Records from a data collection
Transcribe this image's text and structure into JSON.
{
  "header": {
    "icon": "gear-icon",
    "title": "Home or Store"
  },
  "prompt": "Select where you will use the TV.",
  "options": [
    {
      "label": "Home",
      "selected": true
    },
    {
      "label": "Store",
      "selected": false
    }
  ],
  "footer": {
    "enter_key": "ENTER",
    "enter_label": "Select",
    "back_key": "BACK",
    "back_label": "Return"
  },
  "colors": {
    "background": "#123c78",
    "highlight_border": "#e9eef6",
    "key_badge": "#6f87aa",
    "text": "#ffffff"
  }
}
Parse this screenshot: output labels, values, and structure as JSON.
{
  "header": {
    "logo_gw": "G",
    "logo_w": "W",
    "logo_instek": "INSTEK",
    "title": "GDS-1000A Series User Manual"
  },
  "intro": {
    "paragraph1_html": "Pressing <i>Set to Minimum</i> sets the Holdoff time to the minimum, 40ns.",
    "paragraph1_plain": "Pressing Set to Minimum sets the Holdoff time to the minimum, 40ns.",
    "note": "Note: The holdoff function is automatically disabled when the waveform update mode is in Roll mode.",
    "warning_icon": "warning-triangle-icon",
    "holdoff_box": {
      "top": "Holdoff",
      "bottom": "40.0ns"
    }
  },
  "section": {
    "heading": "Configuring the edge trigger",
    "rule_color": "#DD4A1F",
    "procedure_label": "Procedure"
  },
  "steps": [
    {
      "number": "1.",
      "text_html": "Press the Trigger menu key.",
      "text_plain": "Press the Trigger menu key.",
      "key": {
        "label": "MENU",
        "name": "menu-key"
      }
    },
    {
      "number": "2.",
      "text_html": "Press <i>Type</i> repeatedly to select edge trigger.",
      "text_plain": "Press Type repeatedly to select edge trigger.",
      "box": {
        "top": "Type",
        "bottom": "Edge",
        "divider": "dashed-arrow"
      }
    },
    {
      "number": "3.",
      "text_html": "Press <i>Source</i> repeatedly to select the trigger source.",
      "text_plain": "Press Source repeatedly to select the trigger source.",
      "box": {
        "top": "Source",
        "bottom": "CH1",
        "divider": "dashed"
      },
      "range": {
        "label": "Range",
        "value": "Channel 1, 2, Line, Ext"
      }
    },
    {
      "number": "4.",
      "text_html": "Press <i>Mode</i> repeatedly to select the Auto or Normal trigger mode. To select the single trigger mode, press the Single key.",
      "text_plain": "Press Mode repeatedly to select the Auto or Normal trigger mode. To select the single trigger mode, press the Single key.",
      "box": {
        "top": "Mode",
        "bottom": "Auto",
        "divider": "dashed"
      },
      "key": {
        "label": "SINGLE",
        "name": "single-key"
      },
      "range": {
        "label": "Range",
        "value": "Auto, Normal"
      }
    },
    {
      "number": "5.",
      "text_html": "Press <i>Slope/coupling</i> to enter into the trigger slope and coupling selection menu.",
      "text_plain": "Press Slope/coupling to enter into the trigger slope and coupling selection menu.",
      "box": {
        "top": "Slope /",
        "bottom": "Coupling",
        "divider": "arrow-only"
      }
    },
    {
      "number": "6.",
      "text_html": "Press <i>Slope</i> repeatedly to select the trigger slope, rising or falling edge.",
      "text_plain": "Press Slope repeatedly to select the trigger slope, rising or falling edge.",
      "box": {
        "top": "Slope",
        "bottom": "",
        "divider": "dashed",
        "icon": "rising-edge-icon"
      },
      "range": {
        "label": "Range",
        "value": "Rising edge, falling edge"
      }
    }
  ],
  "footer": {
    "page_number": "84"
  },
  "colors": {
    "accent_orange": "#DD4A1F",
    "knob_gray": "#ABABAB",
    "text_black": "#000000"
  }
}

### WRITTEN PROBLEM
Give the count of lines holding the word "into" and nothing more.

### ANSWER TO THIS TASK
3